> RECORDS PROVIDED
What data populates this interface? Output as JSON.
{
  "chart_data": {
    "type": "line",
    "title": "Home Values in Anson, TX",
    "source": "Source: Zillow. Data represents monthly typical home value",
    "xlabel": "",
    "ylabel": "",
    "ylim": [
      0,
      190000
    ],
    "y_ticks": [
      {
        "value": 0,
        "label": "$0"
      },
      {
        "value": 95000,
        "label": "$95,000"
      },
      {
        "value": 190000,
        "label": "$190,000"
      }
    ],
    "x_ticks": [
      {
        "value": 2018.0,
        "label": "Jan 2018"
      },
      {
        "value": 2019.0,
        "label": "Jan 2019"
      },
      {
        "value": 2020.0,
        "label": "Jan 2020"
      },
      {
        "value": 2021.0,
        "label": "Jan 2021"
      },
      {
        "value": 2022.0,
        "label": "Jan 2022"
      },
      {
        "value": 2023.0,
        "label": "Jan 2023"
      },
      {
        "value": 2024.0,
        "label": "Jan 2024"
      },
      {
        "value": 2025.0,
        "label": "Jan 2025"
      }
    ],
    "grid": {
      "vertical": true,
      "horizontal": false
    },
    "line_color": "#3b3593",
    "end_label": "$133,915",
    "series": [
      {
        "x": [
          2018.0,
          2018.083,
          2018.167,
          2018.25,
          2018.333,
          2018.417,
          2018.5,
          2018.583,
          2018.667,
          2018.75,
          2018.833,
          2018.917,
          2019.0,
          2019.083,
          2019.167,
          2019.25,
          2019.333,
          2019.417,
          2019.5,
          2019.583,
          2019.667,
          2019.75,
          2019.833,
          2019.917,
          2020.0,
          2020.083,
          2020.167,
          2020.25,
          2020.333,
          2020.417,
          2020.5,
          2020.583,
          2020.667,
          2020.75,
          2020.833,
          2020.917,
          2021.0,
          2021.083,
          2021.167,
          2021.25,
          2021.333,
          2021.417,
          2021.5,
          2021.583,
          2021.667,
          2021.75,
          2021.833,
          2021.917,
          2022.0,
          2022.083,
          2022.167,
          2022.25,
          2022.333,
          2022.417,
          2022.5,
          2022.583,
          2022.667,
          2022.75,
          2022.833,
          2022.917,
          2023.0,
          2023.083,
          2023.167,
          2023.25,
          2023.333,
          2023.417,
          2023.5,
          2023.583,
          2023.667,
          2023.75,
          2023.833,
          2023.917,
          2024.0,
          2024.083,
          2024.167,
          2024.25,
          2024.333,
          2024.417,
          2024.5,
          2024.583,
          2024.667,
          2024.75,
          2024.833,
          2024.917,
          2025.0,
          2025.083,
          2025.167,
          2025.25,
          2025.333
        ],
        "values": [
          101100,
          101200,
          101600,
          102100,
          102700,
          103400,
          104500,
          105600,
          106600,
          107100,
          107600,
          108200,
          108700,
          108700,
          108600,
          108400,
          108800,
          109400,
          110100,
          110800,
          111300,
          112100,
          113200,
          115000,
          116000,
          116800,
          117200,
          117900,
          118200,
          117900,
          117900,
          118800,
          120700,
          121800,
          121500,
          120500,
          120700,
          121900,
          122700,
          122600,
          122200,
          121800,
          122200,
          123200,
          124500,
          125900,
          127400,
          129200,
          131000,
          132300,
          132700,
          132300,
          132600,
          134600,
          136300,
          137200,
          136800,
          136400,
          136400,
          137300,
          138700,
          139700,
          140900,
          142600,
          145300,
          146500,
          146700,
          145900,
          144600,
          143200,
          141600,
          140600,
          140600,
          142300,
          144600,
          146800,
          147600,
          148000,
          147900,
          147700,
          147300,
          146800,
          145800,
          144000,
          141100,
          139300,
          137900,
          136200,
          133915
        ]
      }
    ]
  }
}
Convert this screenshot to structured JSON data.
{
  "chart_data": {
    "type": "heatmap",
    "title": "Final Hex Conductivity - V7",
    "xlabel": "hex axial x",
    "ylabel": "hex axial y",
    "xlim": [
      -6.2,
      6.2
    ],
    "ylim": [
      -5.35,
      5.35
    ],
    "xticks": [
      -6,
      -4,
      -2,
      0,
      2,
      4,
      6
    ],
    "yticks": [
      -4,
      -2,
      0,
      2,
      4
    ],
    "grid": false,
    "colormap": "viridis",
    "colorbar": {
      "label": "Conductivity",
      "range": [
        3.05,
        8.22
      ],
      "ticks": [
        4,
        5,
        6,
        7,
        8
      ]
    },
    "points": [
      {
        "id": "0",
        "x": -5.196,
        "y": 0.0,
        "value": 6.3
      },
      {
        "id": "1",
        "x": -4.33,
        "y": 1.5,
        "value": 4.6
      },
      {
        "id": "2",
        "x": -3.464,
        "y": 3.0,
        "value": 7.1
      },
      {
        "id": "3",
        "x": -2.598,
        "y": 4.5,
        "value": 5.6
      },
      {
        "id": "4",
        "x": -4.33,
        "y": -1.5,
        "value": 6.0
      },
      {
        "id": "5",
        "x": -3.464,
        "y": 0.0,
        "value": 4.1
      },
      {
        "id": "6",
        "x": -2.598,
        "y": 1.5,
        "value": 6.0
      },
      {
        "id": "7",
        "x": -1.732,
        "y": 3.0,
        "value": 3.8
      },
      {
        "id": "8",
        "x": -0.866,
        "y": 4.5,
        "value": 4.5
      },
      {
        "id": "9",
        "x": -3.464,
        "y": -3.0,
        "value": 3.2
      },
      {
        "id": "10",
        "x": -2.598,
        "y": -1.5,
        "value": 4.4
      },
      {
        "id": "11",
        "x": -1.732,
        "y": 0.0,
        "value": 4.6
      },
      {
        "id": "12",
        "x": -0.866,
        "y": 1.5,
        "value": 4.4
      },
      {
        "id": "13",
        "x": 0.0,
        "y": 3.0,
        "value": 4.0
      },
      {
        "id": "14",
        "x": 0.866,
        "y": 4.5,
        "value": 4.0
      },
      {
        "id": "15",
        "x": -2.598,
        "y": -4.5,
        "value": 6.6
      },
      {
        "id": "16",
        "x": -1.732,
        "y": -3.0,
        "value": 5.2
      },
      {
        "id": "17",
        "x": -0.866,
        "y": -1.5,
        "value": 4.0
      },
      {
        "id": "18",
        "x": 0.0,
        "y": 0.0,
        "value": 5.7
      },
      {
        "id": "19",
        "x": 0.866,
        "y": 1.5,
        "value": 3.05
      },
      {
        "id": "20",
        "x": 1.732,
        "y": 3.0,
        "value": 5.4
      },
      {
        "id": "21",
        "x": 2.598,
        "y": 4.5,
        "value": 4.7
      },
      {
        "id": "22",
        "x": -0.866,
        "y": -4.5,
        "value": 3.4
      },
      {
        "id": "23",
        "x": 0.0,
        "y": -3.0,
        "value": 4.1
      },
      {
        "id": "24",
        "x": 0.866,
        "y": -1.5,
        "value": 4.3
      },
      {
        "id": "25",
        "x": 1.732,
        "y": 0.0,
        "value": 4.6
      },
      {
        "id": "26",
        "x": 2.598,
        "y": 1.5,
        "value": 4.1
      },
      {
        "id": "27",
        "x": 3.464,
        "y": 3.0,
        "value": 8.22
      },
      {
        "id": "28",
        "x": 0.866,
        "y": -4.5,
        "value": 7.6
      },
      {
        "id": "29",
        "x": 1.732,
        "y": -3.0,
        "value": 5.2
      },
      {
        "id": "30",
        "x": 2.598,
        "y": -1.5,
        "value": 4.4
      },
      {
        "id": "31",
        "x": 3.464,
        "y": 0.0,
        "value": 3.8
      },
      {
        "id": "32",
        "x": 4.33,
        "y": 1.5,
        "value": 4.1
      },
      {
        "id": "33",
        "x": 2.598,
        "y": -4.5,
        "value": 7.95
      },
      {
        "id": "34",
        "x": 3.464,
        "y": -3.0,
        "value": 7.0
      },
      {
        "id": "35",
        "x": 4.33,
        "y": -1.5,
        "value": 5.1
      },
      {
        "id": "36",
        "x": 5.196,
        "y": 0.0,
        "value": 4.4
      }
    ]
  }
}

> AIM OF THE EXERCISE
Report each line in the data that holds the word "this".

> FULL ANSWER
What data populates this interface? Output as JSON.
Convert this screenshot to structured JSON data.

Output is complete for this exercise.